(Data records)
----------

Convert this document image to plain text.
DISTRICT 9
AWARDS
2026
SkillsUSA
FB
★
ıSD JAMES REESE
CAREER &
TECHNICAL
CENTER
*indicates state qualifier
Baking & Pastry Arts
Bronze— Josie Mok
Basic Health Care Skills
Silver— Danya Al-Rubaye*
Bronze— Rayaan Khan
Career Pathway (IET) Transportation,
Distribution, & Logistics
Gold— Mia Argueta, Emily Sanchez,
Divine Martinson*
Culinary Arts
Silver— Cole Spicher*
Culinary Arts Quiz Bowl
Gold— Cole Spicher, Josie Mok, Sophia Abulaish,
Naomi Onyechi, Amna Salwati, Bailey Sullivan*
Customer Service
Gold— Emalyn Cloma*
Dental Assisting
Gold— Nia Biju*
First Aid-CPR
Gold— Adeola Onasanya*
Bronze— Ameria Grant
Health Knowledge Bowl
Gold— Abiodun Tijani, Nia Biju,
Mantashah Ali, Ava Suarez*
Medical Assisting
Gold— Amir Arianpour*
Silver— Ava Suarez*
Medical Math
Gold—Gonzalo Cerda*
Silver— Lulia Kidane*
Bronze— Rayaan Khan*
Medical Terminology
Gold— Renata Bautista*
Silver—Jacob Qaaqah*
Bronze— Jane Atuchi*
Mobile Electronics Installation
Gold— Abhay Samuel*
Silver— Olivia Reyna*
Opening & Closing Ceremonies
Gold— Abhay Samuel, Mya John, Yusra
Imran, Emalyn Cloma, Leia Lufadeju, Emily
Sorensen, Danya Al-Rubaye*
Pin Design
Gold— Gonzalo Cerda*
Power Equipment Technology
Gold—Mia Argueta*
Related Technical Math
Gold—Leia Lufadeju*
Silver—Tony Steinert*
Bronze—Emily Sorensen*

----------

WHAT YOU NEED TO DO:
All of the records must be retyped exactly as they are.

TASK SOLUTION:
Convert this document image to plain text.
DISTRICT 9
AWARDS
2026
SkillsUSA
FB
★
ıSD JAMES REESE
CAREER &
TECHNICAL
CENTER
*indicates state qualifier
Baking & Pastry Arts
Bronze— Josie Mok
Basic Health Care Skills
Silver— Danya Al-Rubaye*
Bronze— Rayaan Khan
Career Pathway (IET) Transportation,
Distribution, & Logistics
Gold— Mia Argueta, Emily Sanchez,
Divine Martinson*
Culinary Arts
Silver— Cole Spicher*
Culinary Arts Quiz Bowl
Gold— Cole Spicher, Josie Mok, Sophia Abulaish,
Naomi Onyechi, Amna Salwati, Bailey Sullivan*
Customer Service
Gold— Emalyn Cloma*
Dental Assisting
Gold— Nia Biju*
First Aid-CPR
Gold— Adeola Onasanya*
Bronze— Ameria Grant
Health Knowledge Bowl
Gold— Abiodun Tijani, Nia Biju,
Mantashah Ali, Ava Suarez*
Medical Assisting
Gold— Amir Arianpour*
Silver— Ava Suarez*
Medical Math
Gold—Gonzalo Cerda*
Silver— Lulia Kidane*
Bronze— Rayaan Khan*
Medical Terminology
Gold— Renata Bautista*
Silver—Jacob Qaaqah*
Bronze— Jane Atuchi*
Mobile Electronics Installation
Gold— Abhay Samuel*
Silver— Olivia Reyna*
Opening & Closing Ceremonies
Gold— Abhay Samuel, Mya John, Yusra
Imran, Emalyn Cloma, Leia Lufadeju, Emily
Sorensen, Danya Al-Rubaye*
Pin Design
Gold— Gonzalo Cerda*
Power Equipment Technology
Gold—Mia Argueta*
Related Technical Math
Gold—Leia Lufadeju*
Silver—Tony Steinert*
Bronze—Emily Sorensen*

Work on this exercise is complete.